**PROBLEM**. Pick out the lines below that contain the string "bring" and copy them all.

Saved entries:
• • • •

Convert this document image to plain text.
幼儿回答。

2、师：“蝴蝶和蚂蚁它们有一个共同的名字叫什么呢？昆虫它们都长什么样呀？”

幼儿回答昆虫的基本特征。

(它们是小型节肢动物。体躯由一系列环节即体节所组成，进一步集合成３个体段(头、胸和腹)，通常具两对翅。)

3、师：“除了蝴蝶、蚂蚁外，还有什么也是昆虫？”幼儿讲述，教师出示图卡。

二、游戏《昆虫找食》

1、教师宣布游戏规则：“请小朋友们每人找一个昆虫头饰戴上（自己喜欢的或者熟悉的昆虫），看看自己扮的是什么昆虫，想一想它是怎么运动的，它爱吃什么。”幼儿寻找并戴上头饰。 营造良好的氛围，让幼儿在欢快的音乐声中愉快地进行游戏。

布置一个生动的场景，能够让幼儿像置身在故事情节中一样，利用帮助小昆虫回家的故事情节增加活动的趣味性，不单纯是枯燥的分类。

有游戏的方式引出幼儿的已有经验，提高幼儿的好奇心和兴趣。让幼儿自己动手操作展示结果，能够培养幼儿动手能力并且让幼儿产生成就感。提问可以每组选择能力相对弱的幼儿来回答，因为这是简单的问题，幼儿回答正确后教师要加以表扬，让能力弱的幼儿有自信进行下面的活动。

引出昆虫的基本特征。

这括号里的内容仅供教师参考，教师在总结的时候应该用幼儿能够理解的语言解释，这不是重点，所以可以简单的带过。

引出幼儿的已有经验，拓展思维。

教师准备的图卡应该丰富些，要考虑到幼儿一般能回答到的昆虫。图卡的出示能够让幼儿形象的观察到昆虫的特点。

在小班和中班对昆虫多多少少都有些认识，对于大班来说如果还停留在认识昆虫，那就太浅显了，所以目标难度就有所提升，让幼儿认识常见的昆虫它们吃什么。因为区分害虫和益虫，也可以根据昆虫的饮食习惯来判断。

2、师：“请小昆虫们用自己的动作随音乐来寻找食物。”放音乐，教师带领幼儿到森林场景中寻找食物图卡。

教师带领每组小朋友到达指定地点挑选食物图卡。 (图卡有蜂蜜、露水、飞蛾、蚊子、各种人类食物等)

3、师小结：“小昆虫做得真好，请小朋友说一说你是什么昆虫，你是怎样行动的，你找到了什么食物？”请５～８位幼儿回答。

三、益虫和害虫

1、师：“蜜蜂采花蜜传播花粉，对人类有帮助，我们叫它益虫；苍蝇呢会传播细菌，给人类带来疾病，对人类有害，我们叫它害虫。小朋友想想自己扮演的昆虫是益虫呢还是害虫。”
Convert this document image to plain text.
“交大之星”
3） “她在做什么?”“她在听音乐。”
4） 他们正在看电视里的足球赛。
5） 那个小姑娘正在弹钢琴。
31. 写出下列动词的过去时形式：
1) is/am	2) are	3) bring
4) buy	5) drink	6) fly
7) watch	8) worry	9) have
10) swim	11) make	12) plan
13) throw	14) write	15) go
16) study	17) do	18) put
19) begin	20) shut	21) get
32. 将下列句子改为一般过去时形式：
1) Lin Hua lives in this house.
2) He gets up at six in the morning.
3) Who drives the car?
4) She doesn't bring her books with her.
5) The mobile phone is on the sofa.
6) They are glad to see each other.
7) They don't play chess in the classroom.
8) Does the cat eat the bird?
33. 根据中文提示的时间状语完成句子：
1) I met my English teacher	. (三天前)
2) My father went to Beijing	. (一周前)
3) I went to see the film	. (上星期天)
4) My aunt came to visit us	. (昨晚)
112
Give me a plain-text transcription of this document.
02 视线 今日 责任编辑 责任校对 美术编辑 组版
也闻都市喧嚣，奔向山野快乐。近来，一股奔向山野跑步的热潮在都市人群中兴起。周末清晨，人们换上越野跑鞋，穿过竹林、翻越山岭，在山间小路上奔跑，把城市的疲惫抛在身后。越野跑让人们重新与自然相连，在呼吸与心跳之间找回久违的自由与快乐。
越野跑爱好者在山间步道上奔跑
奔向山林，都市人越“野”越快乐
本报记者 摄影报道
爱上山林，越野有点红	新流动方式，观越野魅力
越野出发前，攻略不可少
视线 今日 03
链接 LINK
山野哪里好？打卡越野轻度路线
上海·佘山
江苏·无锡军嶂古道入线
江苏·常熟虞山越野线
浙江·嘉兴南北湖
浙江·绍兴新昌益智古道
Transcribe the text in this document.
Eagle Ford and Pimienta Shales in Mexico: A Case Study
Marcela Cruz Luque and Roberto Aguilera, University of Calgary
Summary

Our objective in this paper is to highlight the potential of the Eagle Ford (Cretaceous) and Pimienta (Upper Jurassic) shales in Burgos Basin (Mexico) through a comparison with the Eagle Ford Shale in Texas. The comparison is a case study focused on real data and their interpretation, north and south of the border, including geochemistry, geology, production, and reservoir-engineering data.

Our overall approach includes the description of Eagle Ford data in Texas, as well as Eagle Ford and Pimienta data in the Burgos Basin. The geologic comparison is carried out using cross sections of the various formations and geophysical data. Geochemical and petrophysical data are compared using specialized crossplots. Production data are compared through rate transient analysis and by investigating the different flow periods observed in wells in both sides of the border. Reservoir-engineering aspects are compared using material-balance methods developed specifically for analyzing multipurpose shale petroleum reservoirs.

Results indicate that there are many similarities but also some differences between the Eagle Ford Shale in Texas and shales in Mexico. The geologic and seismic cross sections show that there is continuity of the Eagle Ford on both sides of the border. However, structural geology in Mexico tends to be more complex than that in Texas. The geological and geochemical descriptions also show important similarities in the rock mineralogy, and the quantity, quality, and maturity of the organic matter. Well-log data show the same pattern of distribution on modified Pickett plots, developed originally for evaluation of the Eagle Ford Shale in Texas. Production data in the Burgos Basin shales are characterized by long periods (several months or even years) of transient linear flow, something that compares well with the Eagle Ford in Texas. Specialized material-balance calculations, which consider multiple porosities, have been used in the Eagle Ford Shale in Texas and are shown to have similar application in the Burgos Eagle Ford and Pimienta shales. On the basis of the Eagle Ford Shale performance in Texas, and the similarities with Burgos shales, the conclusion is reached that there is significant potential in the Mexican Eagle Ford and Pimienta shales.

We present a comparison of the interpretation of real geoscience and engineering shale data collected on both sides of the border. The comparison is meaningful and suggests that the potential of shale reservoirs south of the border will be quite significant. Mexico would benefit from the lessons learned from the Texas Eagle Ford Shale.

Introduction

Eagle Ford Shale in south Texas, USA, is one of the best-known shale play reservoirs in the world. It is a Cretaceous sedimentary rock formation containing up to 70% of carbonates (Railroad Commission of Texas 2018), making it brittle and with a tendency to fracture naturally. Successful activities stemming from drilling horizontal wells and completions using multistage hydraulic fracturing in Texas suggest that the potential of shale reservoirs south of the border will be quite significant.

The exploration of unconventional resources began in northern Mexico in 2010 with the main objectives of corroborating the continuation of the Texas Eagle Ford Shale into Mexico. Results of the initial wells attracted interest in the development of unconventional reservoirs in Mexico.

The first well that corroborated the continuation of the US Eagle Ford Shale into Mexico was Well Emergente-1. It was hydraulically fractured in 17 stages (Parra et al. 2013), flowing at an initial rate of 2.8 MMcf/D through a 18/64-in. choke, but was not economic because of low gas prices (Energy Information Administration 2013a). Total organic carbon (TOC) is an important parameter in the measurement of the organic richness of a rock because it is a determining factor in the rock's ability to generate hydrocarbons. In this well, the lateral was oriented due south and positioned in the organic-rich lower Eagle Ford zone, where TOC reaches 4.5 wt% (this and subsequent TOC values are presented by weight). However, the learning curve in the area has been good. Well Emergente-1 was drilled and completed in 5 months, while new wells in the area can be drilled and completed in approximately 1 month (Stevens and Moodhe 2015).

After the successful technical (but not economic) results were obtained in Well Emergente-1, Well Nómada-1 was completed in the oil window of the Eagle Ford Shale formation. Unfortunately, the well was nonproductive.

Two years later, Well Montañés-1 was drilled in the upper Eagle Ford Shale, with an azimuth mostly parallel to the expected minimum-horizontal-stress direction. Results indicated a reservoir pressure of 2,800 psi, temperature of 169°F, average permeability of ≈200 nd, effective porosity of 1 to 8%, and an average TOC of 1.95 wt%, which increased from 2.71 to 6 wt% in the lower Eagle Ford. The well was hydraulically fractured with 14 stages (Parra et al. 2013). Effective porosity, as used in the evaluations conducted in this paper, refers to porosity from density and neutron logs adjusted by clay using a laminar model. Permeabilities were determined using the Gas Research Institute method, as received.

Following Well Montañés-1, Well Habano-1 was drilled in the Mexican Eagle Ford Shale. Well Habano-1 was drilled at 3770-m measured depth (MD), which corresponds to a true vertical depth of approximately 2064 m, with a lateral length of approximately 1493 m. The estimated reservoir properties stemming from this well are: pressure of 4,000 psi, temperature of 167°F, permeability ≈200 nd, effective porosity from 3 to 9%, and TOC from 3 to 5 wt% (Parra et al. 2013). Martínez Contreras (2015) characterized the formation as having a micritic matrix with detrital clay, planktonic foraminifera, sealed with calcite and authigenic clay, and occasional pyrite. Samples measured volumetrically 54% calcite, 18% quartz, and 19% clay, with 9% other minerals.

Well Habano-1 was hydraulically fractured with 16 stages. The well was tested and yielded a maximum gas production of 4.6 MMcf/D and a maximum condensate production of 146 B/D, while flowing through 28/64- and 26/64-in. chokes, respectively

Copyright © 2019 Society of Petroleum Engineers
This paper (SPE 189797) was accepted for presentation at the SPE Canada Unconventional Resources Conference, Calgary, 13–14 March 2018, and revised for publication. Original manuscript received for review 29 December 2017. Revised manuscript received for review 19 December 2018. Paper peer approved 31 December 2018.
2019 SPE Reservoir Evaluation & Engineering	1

• • • •

**REPLY TO THE TASK**.
1) is/am	2) are	3) bring
4) She doesn't bring her books with her.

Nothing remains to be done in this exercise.